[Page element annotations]
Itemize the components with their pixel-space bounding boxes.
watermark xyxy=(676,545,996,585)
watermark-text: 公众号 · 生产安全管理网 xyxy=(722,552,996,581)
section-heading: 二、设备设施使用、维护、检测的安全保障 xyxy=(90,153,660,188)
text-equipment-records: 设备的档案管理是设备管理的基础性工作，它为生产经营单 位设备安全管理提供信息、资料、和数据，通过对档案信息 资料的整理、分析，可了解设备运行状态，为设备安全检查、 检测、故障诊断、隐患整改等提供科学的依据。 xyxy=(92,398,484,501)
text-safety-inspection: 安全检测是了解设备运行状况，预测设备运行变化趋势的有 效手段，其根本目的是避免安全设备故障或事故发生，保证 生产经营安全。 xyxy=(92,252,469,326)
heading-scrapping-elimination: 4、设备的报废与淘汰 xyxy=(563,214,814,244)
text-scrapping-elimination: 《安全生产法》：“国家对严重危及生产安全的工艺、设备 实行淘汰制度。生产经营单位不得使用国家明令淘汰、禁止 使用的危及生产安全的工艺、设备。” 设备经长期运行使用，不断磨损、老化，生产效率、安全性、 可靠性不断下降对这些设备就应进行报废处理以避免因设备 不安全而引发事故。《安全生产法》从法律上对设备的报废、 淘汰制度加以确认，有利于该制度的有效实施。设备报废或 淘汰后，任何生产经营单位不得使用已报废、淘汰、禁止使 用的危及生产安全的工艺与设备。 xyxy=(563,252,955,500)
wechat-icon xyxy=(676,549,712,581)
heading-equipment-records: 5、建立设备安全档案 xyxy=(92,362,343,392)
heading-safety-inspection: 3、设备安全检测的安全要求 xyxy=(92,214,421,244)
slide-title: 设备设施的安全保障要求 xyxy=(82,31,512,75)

[PROBLEM TO WORK ON]: Duplicate the records above line for line, changing nothing.

[THE ANSWER]:
Itemize the components with their pixel-space bounding boxes.
watermark xyxy=(676,545,996,585)
watermark-text: 公众号 · 生产安全管理网 xyxy=(722,552,996,581)
section-heading: 二、设备设施使用、维护、检测的安全保障 xyxy=(90,153,660,188)
text-equipment-records: 设备的档案管理是设备管理的基础性工作，它为生产经营单 位设备安全管理提供信息、资料、和数据，通过对档案信息 资料的整理、分析，可了解设备运行状态，为设备安全检查、 检测、故障诊断、隐患整改等提供科学的依据。 xyxy=(92,398,484,501)
text-safety-inspection: 安全检测是了解设备运行状况，预测设备运行变化趋势的有 效手段，其根本目的是避免安全设备故障或事故发生，保证 生产经营安全。 xyxy=(92,252,469,326)
heading-scrapping-elimination: 4、设备的报废与淘汰 xyxy=(563,214,814,244)
text-scrapping-elimination: 《安全生产法》：“国家对严重危及生产安全的工艺、设备 实行淘汰制度。生产经营单位不得使用国家明令淘汰、禁止 使用的危及生产安全的工艺、设备。” 设备经长期运行使用，不断磨损、老化，生产效率、安全性、 可靠性不断下降对这些设备就应进行报废处理以避免因设备 不安全而引发事故。《安全生产法》从法律上对设备的报废、 淘汰制度加以确认，有利于该制度的有效实施。设备报废或 淘汰后，任何生产经营单位不得使用已报废、淘汰、禁止使 用的危及生产安全的工艺与设备。 xyxy=(563,252,955,500)
wechat-icon xyxy=(676,549,712,581)
heading-equipment-records: 5、建立设备安全档案 xyxy=(92,362,343,392)
heading-safety-inspection: 3、设备安全检测的安全要求 xyxy=(92,214,421,244)
slide-title: 设备设施的安全保障要求 xyxy=(82,31,512,75)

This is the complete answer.